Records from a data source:

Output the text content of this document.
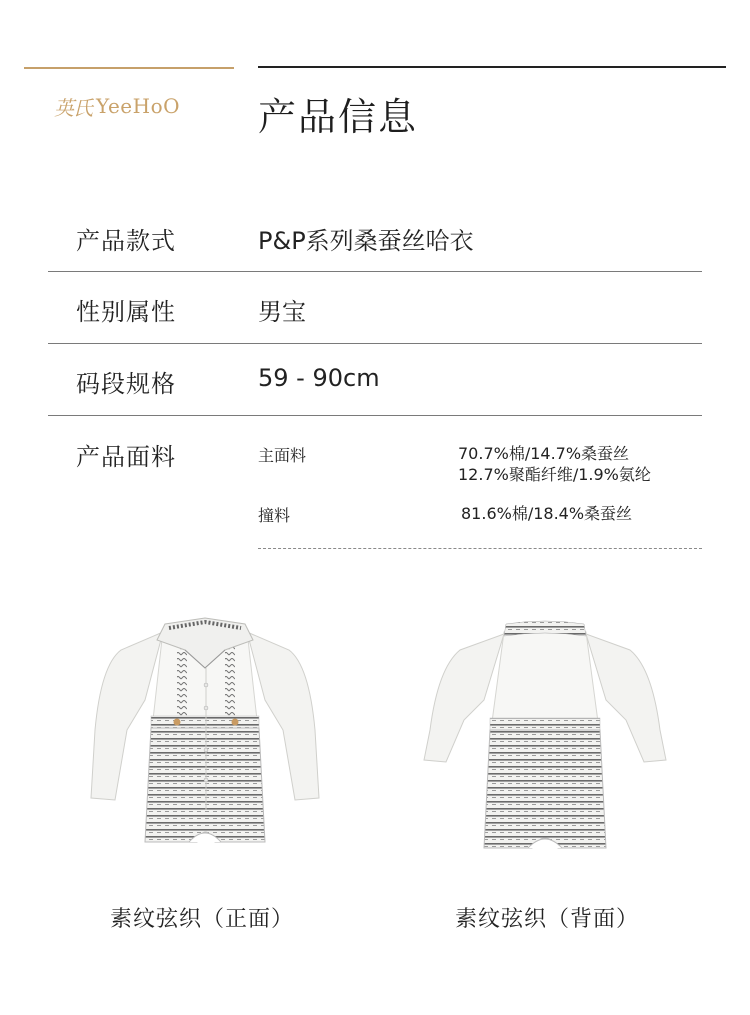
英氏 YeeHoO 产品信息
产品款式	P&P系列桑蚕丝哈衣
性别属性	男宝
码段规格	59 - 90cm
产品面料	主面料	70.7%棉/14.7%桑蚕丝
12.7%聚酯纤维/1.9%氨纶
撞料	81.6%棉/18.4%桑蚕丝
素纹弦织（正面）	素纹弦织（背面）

§ WORK REQUIRED
Please set down each line of the data above exactly as written, without the pictures.

§ ANSWER TO THE EXERCISE
Output the text content of this document.
英氏 YeeHoO 产品信息
产品款式	P&P系列桑蚕丝哈衣
性别属性	男宝
码段规格	59 - 90cm
产品面料	主面料	70.7%棉/14.7%桑蚕丝
12.7%聚酯纤维/1.9%氨纶
撞料	81.6%棉/18.4%桑蚕丝
素纹弦织（正面）	素纹弦织（背面）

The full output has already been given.